Using the data below, copy each line that includes the word "name".

╭─ The records

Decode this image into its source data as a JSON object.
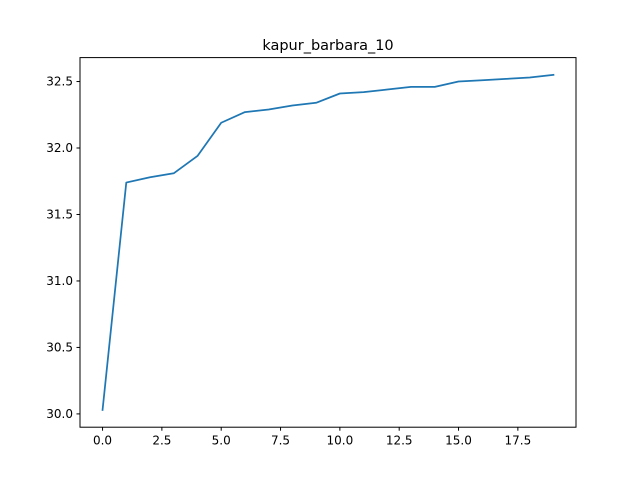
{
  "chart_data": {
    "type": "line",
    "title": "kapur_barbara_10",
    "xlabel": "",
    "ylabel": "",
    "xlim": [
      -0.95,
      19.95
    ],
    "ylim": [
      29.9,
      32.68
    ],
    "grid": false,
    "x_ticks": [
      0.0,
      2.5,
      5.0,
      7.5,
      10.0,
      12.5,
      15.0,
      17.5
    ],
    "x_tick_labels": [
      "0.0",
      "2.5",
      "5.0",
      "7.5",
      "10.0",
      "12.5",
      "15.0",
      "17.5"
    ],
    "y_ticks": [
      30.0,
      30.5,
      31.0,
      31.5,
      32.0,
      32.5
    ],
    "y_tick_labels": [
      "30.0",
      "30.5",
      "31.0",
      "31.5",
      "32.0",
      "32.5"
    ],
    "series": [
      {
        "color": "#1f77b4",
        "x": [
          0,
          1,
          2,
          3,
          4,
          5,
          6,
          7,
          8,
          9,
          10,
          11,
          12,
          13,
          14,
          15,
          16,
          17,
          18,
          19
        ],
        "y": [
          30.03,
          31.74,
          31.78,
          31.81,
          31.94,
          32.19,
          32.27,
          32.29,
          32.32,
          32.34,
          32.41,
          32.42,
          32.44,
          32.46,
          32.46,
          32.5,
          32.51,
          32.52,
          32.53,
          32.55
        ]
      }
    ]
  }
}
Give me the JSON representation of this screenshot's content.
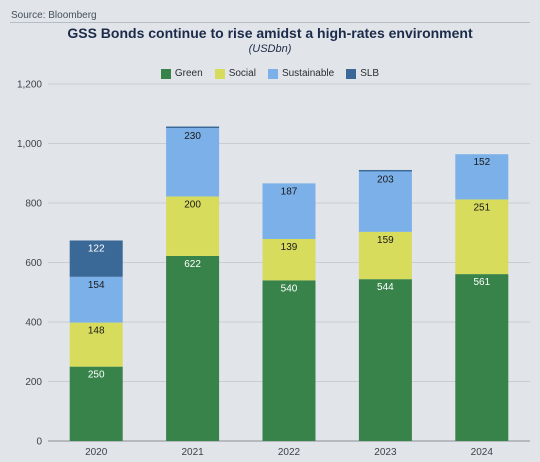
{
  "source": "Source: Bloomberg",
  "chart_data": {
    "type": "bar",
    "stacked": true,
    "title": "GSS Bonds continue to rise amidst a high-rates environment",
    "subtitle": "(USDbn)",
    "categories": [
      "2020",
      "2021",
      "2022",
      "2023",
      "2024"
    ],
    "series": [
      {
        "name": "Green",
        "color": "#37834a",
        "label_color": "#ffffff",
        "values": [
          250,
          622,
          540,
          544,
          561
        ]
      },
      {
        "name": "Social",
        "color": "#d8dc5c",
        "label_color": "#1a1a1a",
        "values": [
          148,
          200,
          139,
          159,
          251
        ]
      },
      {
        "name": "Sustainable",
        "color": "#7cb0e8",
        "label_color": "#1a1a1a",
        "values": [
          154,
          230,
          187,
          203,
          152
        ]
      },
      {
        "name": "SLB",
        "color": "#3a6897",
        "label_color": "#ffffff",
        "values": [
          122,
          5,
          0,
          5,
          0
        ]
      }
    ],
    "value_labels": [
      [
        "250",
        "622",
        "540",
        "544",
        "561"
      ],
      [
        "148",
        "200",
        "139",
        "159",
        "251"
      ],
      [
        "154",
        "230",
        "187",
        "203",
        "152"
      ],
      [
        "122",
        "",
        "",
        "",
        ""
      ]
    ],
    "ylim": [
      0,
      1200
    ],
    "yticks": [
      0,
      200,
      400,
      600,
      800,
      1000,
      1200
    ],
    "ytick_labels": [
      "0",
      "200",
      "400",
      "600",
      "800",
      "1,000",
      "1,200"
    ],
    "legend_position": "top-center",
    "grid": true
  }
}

╰─

**Task result**:
        "name": "Green",
        "name": "Social",
        "name": "Sustainable",
        "name": "SLB",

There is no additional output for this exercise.